■ **Problem**: Reproduce every line of the records below verbatim, omitting the pictures.

*** Data for the task ***

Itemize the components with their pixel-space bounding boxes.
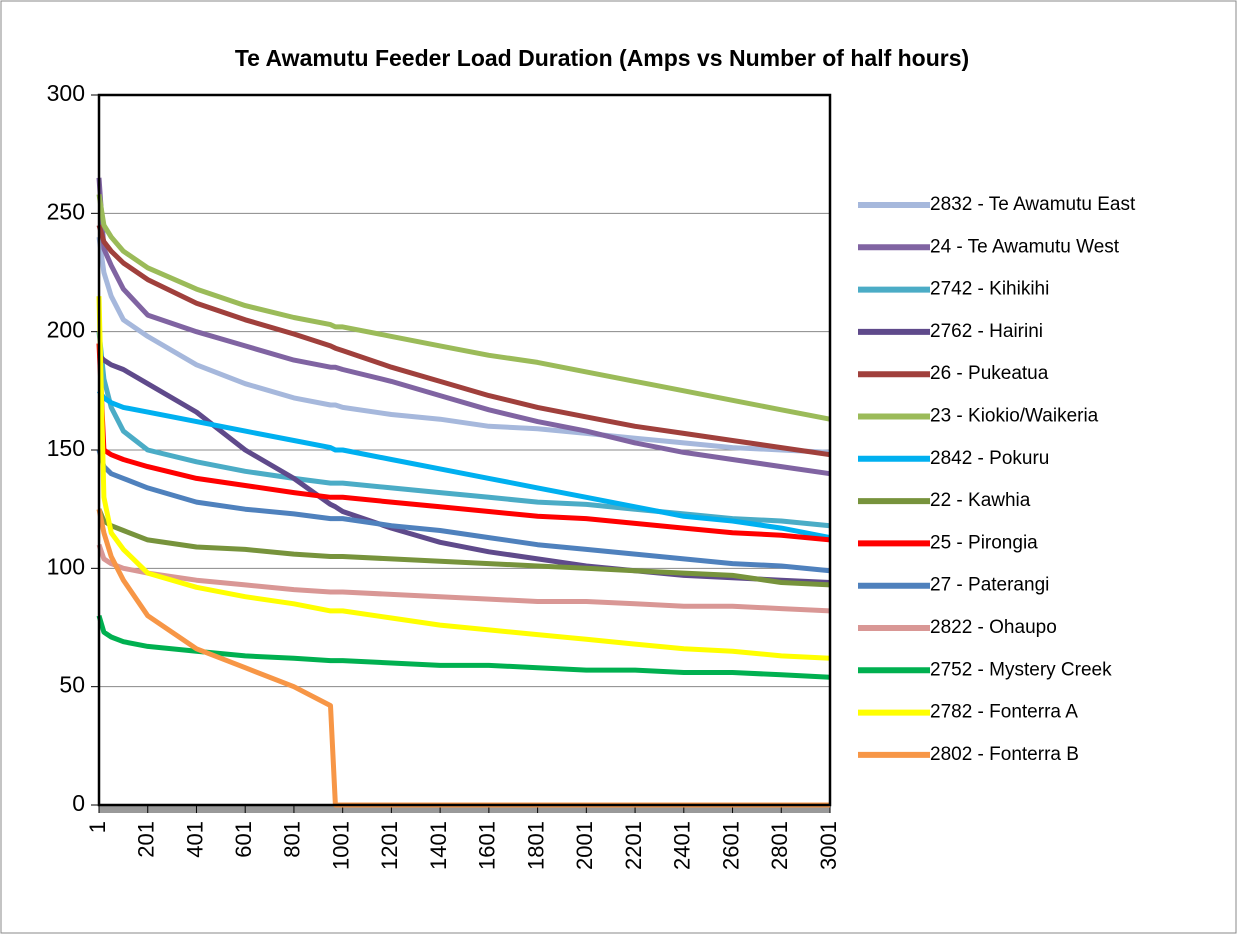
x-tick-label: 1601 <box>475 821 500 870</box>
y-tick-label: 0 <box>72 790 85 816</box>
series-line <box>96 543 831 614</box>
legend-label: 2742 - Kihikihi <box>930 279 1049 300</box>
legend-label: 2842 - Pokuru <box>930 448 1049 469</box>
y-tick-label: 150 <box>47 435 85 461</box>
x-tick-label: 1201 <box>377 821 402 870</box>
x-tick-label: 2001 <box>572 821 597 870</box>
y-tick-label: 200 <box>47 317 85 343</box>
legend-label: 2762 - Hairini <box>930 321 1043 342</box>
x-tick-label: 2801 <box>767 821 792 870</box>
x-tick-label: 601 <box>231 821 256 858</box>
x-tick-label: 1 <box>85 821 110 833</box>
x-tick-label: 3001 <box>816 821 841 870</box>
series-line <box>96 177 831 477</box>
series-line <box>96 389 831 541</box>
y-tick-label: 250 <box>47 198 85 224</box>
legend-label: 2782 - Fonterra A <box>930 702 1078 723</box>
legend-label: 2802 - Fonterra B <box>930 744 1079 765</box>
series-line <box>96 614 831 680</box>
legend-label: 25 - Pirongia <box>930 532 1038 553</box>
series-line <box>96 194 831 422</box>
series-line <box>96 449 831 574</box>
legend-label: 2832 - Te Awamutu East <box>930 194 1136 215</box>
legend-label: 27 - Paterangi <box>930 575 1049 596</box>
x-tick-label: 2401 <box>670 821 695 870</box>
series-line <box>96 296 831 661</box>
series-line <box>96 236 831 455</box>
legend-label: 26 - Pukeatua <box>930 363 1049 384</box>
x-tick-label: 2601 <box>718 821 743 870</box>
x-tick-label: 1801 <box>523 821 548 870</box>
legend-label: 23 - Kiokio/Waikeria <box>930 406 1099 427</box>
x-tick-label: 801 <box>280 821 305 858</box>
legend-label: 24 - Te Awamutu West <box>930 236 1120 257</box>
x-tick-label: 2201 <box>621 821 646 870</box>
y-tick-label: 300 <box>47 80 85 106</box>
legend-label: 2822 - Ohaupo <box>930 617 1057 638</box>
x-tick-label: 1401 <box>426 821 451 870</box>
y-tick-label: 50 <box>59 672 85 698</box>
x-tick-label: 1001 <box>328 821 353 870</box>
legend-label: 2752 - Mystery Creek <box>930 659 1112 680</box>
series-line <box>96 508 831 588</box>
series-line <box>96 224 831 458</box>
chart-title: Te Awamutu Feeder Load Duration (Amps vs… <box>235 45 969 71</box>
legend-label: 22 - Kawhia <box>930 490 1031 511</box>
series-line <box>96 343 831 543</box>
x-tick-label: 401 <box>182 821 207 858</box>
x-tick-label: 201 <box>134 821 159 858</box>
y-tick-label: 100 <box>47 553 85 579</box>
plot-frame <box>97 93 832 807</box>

***

■ **Task response**:
Itemize the components with their pixel-space bounding boxes.
x-tick-label: 1601 <box>475 821 500 870</box>
y-tick-label: 0 <box>72 790 85 816</box>
series-line <box>96 543 831 614</box>
legend-label: 2742 - Kihikihi <box>930 279 1049 300</box>
legend-label: 2842 - Pokuru <box>930 448 1049 469</box>
y-tick-label: 150 <box>47 435 85 461</box>
x-tick-label: 1201 <box>377 821 402 870</box>
x-tick-label: 2001 <box>572 821 597 870</box>
y-tick-label: 200 <box>47 317 85 343</box>
legend-label: 2762 - Hairini <box>930 321 1043 342</box>
x-tick-label: 2801 <box>767 821 792 870</box>
x-tick-label: 601 <box>231 821 256 858</box>
x-tick-label: 1 <box>85 821 110 833</box>
x-tick-label: 3001 <box>816 821 841 870</box>
series-line <box>96 177 831 477</box>
series-line <box>96 389 831 541</box>
y-tick-label: 250 <box>47 198 85 224</box>
legend-label: 2782 - Fonterra A <box>930 702 1078 723</box>
legend-label: 2802 - Fonterra B <box>930 744 1079 765</box>
series-line <box>96 614 831 680</box>
legend-label: 25 - Pirongia <box>930 532 1038 553</box>
series-line <box>96 194 831 422</box>
series-line <box>96 449 831 574</box>
legend-label: 2832 - Te Awamutu East <box>930 194 1136 215</box>
legend-label: 27 - Paterangi <box>930 575 1049 596</box>
x-tick-label: 2401 <box>670 821 695 870</box>
series-line <box>96 296 831 661</box>
series-line <box>96 236 831 455</box>
legend-label: 26 - Pukeatua <box>930 363 1049 384</box>
x-tick-label: 2601 <box>718 821 743 870</box>
x-tick-label: 1801 <box>523 821 548 870</box>
legend-label: 23 - Kiokio/Waikeria <box>930 406 1099 427</box>
x-tick-label: 801 <box>280 821 305 858</box>
legend-label: 24 - Te Awamutu West <box>930 236 1120 257</box>
x-tick-label: 2201 <box>621 821 646 870</box>
y-tick-label: 300 <box>47 80 85 106</box>
legend-label: 2822 - Ohaupo <box>930 617 1057 638</box>
x-tick-label: 1401 <box>426 821 451 870</box>
y-tick-label: 50 <box>59 672 85 698</box>
x-tick-label: 1001 <box>328 821 353 870</box>
legend-label: 2752 - Mystery Creek <box>930 659 1112 680</box>
series-line <box>96 508 831 588</box>
series-line <box>96 224 831 458</box>
chart-title: Te Awamutu Feeder Load Duration (Amps vs… <box>235 45 969 71</box>
legend-label: 22 - Kawhia <box>930 490 1031 511</box>
series-line <box>96 343 831 543</box>
x-tick-label: 401 <box>182 821 207 858</box>
x-tick-label: 201 <box>134 821 159 858</box>
y-tick-label: 100 <box>47 553 85 579</box>
plot-frame <box>97 93 832 807</box>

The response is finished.